___ TASK MATERIAL ___

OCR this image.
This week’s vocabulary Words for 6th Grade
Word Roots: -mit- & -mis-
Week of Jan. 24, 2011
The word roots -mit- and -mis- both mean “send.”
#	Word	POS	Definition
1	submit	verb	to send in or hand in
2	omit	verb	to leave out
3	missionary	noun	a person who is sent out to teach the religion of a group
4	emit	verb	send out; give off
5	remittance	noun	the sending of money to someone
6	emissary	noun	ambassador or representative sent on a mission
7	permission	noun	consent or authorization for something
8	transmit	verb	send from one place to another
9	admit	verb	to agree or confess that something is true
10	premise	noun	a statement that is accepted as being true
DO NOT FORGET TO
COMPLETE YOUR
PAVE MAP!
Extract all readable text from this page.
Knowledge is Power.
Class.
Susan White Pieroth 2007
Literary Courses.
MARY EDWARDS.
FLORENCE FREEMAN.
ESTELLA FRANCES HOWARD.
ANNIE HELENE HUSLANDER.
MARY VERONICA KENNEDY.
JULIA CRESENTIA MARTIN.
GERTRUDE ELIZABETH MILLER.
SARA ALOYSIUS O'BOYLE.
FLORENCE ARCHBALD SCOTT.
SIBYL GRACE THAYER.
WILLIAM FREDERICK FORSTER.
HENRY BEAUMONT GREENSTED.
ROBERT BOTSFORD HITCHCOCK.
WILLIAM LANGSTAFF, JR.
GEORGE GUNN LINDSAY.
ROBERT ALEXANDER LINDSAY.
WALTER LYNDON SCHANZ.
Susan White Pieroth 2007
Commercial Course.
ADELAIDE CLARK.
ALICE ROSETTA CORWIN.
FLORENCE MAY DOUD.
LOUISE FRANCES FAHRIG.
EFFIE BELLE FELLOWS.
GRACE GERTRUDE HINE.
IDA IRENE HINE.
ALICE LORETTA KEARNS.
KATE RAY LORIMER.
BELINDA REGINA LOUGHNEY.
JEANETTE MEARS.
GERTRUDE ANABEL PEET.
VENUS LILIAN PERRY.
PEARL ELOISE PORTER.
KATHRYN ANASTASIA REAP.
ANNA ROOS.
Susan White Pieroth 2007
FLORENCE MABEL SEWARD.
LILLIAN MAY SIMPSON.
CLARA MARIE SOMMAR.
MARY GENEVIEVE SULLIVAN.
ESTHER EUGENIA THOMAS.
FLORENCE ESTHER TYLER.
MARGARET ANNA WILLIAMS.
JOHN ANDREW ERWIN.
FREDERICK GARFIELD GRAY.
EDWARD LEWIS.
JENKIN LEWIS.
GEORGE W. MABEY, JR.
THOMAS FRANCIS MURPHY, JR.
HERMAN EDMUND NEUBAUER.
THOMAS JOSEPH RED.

___

WHAT IS EXPECTED: Give the count of lines holding the word "ESTHER" and nothing more.

RESULT FOR THIS EXERCISE: 2